## Exercise prompt
Repeat every record below exactly as written.
--- Supplied entries ---
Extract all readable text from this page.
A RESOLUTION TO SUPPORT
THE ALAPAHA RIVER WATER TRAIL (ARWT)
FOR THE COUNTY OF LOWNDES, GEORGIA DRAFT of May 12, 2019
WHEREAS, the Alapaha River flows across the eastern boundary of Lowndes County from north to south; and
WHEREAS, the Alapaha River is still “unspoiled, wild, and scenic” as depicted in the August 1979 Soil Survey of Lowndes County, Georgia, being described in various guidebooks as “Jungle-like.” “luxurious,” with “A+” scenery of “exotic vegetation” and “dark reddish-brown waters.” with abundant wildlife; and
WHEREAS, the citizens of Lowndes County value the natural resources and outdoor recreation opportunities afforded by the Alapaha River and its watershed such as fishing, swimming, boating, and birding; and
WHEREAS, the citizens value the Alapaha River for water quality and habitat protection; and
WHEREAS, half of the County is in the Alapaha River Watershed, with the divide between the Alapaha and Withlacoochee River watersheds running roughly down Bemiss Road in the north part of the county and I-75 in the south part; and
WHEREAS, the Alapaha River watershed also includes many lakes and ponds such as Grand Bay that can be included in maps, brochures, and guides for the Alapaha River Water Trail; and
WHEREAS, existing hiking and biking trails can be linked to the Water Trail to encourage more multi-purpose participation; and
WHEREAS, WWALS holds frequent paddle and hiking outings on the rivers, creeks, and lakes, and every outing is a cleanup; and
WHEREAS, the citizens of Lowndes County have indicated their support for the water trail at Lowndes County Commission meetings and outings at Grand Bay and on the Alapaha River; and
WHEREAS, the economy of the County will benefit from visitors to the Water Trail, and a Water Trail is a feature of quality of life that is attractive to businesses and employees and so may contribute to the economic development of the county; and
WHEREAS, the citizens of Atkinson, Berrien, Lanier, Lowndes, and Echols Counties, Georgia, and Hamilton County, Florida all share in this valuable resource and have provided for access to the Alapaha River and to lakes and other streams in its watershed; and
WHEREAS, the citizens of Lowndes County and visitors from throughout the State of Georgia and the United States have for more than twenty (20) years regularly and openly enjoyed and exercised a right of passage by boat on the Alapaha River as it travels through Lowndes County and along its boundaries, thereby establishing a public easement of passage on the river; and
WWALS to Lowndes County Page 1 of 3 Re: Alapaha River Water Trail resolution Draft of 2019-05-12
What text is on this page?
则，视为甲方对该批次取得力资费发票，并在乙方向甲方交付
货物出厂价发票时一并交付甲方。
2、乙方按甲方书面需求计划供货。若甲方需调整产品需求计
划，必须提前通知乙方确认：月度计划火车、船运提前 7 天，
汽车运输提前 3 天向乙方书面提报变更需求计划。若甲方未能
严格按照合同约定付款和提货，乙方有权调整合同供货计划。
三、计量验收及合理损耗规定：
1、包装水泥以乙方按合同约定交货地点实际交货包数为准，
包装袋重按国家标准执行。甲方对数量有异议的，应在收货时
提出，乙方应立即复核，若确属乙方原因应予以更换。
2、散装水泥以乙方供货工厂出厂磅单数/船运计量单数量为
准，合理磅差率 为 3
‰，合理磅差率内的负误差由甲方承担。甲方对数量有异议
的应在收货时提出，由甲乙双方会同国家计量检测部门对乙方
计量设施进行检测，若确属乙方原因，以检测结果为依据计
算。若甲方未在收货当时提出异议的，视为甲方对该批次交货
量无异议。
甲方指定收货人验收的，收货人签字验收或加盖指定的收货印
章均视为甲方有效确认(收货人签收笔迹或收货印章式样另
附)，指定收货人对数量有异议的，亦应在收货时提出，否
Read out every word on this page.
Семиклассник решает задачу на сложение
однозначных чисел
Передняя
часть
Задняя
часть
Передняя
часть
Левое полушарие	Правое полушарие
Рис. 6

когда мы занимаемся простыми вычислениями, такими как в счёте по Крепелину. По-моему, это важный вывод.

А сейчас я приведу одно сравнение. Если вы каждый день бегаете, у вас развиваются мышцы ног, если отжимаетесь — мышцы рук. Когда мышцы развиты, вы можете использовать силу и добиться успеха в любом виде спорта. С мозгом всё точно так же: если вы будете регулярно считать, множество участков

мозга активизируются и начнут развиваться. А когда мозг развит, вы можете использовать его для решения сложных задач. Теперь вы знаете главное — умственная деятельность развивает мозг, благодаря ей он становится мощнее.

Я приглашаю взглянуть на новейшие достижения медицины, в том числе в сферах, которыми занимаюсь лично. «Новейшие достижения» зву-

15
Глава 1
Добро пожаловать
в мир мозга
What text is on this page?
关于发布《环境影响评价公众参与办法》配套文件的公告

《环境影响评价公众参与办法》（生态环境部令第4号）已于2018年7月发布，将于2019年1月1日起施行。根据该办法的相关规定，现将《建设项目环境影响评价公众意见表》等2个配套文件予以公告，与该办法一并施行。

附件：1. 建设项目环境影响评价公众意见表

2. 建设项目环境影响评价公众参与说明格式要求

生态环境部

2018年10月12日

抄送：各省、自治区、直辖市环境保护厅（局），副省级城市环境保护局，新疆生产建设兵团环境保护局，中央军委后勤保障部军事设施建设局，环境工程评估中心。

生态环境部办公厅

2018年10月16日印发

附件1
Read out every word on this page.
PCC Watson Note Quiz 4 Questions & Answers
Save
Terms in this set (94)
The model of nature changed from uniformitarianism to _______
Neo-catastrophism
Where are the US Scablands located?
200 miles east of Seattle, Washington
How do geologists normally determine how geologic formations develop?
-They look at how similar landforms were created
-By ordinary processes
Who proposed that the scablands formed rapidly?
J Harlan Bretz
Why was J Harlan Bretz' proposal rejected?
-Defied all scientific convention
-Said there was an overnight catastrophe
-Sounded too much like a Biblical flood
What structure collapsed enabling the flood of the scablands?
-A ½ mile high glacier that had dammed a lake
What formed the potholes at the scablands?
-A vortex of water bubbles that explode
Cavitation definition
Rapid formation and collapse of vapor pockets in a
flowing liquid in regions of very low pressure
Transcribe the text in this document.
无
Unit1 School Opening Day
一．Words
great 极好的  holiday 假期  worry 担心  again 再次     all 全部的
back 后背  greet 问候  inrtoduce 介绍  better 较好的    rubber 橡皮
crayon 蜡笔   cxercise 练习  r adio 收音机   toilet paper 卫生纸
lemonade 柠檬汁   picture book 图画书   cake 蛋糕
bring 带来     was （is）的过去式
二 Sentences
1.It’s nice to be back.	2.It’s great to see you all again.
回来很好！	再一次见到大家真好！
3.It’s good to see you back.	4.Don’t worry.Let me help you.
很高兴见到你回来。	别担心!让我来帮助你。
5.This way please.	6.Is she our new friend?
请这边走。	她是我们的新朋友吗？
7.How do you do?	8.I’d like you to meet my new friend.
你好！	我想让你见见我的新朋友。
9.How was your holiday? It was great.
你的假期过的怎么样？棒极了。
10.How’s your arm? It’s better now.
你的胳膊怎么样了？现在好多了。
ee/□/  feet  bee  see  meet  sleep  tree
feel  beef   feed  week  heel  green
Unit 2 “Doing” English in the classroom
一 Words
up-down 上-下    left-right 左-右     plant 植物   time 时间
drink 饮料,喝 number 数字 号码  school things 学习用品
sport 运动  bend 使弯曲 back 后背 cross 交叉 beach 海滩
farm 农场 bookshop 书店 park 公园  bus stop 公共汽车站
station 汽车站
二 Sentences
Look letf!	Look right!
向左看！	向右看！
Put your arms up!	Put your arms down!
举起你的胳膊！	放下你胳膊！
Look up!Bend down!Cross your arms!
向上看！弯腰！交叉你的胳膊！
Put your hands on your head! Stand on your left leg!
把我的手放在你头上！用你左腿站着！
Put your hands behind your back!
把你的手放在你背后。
---
## Response
Extract all readable text from this page.
A RESOLUTION TO SUPPORT
THE ALAPAHA RIVER WATER TRAIL (ARWT)
FOR THE COUNTY OF LOWNDES, GEORGIA DRAFT of May 12, 2019
WHEREAS, the Alapaha River flows across the eastern boundary of Lowndes County from north to south; and
WHEREAS, the Alapaha River is still “unspoiled, wild, and scenic” as depicted in the August 1979 Soil Survey of Lowndes County, Georgia, being described in various guidebooks as “Jungle-like.” “luxurious,” with “A+” scenery of “exotic vegetation” and “dark reddish-brown waters.” with abundant wildlife; and
WHEREAS, the citizens of Lowndes County value the natural resources and outdoor recreation opportunities afforded by the Alapaha River and its watershed such as fishing, swimming, boating, and birding; and
WHEREAS, the citizens value the Alapaha River for water quality and habitat protection; and
WHEREAS, half of the County is in the Alapaha River Watershed, with the divide between the Alapaha and Withlacoochee River watersheds running roughly down Bemiss Road in the north part of the county and I-75 in the south part; and
WHEREAS, the Alapaha River watershed also includes many lakes and ponds such as Grand Bay that can be included in maps, brochures, and guides for the Alapaha River Water Trail; and
WHEREAS, existing hiking and biking trails can be linked to the Water Trail to encourage more multi-purpose participation; and
WHEREAS, WWALS holds frequent paddle and hiking outings on the rivers, creeks, and lakes, and every outing is a cleanup; and
WHEREAS, the citizens of Lowndes County have indicated their support for the water trail at Lowndes County Commission meetings and outings at Grand Bay and on the Alapaha River; and
WHEREAS, the economy of the County will benefit from visitors to the Water Trail, and a Water Trail is a feature of quality of life that is attractive to businesses and employees and so may contribute to the economic development of the county; and
WHEREAS, the citizens of Atkinson, Berrien, Lanier, Lowndes, and Echols Counties, Georgia, and Hamilton County, Florida all share in this valuable resource and have provided for access to the Alapaha River and to lakes and other streams in its watershed; and
WHEREAS, the citizens of Lowndes County and visitors from throughout the State of Georgia and the United States have for more than twenty (20) years regularly and openly enjoyed and exercised a right of passage by boat on the Alapaha River as it travels through Lowndes County and along its boundaries, thereby establishing a public easement of passage on the river; and
WWALS to Lowndes County Page 1 of 3 Re: Alapaha River Water Trail resolution Draft of 2019-05-12
What text is on this page?
则，视为甲方对该批次取得力资费发票，并在乙方向甲方交付
货物出厂价发票时一并交付甲方。
2、乙方按甲方书面需求计划供货。若甲方需调整产品需求计
划，必须提前通知乙方确认：月度计划火车、船运提前 7 天，
汽车运输提前 3 天向乙方书面提报变更需求计划。若甲方未能
严格按照合同约定付款和提货，乙方有权调整合同供货计划。
三、计量验收及合理损耗规定：
1、包装水泥以乙方按合同约定交货地点实际交货包数为准，
包装袋重按国家标准执行。甲方对数量有异议的，应在收货时
提出，乙方应立即复核，若确属乙方原因应予以更换。
2、散装水泥以乙方供货工厂出厂磅单数/船运计量单数量为
准，合理磅差率 为 3
‰，合理磅差率内的负误差由甲方承担。甲方对数量有异议
的应在收货时提出，由甲乙双方会同国家计量检测部门对乙方
计量设施进行检测，若确属乙方原因，以检测结果为依据计
算。若甲方未在收货当时提出异议的，视为甲方对该批次交货
量无异议。
甲方指定收货人验收的，收货人签字验收或加盖指定的收货印
章均视为甲方有效确认(收货人签收笔迹或收货印章式样另
附)，指定收货人对数量有异议的，亦应在收货时提出，否
Read out every word on this page.
Семиклассник решает задачу на сложение
однозначных чисел
Передняя
часть
Задняя
часть
Передняя
часть
Левое полушарие	Правое полушарие
Рис. 6

когда мы занимаемся простыми вычислениями, такими как в счёте по Крепелину. По-моему, это важный вывод.

А сейчас я приведу одно сравнение. Если вы каждый день бегаете, у вас развиваются мышцы ног, если отжимаетесь — мышцы рук. Когда мышцы развиты, вы можете использовать силу и добиться успеха в любом виде спорта. С мозгом всё точно так же: если вы будете регулярно считать, множество участков

мозга активизируются и начнут развиваться. А когда мозг развит, вы можете использовать его для решения сложных задач. Теперь вы знаете главное — умственная деятельность развивает мозг, благодаря ей он становится мощнее.

Я приглашаю взглянуть на новейшие достижения медицины, в том числе в сферах, которыми занимаюсь лично. «Новейшие достижения» зву-

15
Глава 1
Добро пожаловать
в мир мозга
What text is on this page?
关于发布《环境影响评价公众参与办法》配套文件的公告

《环境影响评价公众参与办法》（生态环境部令第4号）已于2018年7月发布，将于2019年1月1日起施行。根据该办法的相关规定，现将《建设项目环境影响评价公众意见表》等2个配套文件予以公告，与该办法一并施行。

附件：1. 建设项目环境影响评价公众意见表

2. 建设项目环境影响评价公众参与说明格式要求

生态环境部

2018年10月12日

抄送：各省、自治区、直辖市环境保护厅（局），副省级城市环境保护局，新疆生产建设兵团环境保护局，中央军委后勤保障部军事设施建设局，环境工程评估中心。

生态环境部办公厅

2018年10月16日印发

附件1
Read out every word on this page.
PCC Watson Note Quiz 4 Questions & Answers
Save
Terms in this set (94)
The model of nature changed from uniformitarianism to _______
Neo-catastrophism
Where are the US Scablands located?
200 miles east of Seattle, Washington
How do geologists normally determine how geologic formations develop?
-They look at how similar landforms were created
-By ordinary processes
Who proposed that the scablands formed rapidly?
J Harlan Bretz
Why was J Harlan Bretz' proposal rejected?
-Defied all scientific convention
-Said there was an overnight catastrophe
-Sounded too much like a Biblical flood
What structure collapsed enabling the flood of the scablands?
-A ½ mile high glacier that had dammed a lake
What formed the potholes at the scablands?
-A vortex of water bubbles that explode
Cavitation definition
Rapid formation and collapse of vapor pockets in a
flowing liquid in regions of very low pressure
Transcribe the text in this document.
无
Unit1 School Opening Day
一．Words
great 极好的  holiday 假期  worry 担心  again 再次     all 全部的
back 后背  greet 问候  inrtoduce 介绍  better 较好的    rubber 橡皮
crayon 蜡笔   cxercise 练习  r adio 收音机   toilet paper 卫生纸
lemonade 柠檬汁   picture book 图画书   cake 蛋糕
bring 带来     was （is）的过去式
二 Sentences
1.It’s nice to be back.	2.It’s great to see you all again.
回来很好！	再一次见到大家真好！
3.It’s good to see you back.	4.Don’t worry.Let me help you.
很高兴见到你回来。	别担心!让我来帮助你。
5.This way please.	6.Is she our new friend?
请这边走。	她是我们的新朋友吗？
7.How do you do?	8.I’d like you to meet my new friend.
你好！	我想让你见见我的新朋友。
9.How was your holiday? It was great.
你的假期过的怎么样？棒极了。
10.How’s your arm? It’s better now.
你的胳膊怎么样了？现在好多了。
ee/□/  feet  bee  see  meet  sleep  tree
feel  beef   feed  week  heel  green
Unit 2 “Doing” English in the classroom
一 Words
up-down 上-下    left-right 左-右     plant 植物   time 时间
drink 饮料,喝 number 数字 号码  school things 学习用品
sport 运动  bend 使弯曲 back 后背 cross 交叉 beach 海滩
farm 农场 bookshop 书店 park 公园  bus stop 公共汽车站
station 汽车站
二 Sentences
Look letf!	Look right!
向左看！	向右看！
Put your arms up!	Put your arms down!
举起你的胳膊！	放下你胳膊！
Look up!Bend down!Cross your arms!
向上看！弯腰！交叉你的胳膊！
Put your hands on your head! Stand on your left leg!
把我的手放在你头上！用你左腿站着！
Put your hands behind your back!
把你的手放在你背后。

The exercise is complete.